(PROBLEM): Gather the lines from the material that contain "JSON".

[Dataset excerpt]
►

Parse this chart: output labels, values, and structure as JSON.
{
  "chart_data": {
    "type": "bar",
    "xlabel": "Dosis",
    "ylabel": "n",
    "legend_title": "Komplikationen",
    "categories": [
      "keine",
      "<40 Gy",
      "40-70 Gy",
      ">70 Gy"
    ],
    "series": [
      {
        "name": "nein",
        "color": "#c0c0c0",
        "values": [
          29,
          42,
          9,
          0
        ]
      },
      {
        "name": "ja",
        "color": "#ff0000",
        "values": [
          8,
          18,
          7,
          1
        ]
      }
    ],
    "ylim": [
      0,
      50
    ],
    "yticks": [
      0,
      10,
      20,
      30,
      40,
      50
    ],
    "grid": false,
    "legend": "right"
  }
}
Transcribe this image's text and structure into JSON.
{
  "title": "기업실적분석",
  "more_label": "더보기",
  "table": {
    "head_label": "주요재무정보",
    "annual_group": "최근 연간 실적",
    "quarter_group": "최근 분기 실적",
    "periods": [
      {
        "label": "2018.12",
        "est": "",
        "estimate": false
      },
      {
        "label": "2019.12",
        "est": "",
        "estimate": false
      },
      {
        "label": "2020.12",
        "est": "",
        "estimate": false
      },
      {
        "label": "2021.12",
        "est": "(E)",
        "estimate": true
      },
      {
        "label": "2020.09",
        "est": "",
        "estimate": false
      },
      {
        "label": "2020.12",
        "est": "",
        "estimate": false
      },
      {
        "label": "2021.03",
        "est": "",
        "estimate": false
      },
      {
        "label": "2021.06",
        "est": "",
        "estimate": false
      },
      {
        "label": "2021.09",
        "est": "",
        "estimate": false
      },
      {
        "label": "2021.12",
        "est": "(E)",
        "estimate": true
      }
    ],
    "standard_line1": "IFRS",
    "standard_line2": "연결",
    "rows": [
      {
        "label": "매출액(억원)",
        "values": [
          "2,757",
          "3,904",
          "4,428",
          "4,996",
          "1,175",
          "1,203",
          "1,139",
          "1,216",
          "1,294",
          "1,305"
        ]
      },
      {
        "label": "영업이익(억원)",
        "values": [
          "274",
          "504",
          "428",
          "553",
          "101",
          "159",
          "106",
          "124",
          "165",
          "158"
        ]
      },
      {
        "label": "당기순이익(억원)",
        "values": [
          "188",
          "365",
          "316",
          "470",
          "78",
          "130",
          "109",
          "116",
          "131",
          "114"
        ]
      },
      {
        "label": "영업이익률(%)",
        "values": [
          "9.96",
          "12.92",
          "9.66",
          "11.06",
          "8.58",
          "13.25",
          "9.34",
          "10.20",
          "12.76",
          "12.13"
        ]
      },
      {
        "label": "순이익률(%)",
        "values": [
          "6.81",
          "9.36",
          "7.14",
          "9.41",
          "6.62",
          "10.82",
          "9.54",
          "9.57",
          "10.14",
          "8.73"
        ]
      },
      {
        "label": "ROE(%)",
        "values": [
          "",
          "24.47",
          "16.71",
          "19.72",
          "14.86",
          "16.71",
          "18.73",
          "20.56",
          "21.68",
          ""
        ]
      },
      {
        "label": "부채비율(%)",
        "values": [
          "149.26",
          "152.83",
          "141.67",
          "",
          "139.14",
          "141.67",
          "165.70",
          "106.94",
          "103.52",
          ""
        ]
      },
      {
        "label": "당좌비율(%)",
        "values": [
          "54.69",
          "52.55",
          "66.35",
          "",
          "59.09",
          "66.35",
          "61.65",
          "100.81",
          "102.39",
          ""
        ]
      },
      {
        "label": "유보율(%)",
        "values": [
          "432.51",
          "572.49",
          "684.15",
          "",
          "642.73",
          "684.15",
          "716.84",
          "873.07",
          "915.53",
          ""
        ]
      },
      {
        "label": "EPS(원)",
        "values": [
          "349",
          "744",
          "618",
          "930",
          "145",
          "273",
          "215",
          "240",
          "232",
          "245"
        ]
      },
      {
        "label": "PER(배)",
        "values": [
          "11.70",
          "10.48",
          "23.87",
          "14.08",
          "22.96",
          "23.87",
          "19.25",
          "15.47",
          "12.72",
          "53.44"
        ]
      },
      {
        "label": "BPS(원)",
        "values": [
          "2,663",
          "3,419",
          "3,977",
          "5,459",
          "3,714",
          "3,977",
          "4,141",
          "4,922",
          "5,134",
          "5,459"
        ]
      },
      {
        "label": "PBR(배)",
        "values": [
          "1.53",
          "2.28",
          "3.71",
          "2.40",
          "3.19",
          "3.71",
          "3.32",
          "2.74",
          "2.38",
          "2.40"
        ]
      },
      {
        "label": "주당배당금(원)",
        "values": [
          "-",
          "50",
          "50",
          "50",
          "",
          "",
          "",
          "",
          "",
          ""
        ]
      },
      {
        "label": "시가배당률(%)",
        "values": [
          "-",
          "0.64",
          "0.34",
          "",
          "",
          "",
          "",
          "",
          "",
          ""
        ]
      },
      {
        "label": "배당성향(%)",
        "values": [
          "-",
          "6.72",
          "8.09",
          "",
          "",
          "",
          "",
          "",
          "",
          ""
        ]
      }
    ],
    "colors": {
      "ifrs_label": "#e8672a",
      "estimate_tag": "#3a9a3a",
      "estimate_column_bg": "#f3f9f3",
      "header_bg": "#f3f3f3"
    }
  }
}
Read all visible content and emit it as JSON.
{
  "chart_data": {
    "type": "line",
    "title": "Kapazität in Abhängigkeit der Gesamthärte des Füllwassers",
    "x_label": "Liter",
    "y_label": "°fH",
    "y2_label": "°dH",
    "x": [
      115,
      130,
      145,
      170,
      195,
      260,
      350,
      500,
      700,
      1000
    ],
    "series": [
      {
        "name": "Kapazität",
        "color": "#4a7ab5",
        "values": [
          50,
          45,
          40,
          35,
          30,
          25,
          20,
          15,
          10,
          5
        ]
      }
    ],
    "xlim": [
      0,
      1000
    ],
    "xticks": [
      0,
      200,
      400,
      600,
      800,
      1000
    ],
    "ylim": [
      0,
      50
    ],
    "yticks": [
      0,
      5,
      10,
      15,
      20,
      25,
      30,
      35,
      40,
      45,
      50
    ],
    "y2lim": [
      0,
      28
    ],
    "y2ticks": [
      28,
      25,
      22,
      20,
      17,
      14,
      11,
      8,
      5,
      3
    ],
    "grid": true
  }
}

◄

(REPLY TO THE EXERCISE):
Parse this chart: output labels, values, and structure as JSON.
Transcribe this image's text and structure into JSON.
Read all visible content and emit it as JSON.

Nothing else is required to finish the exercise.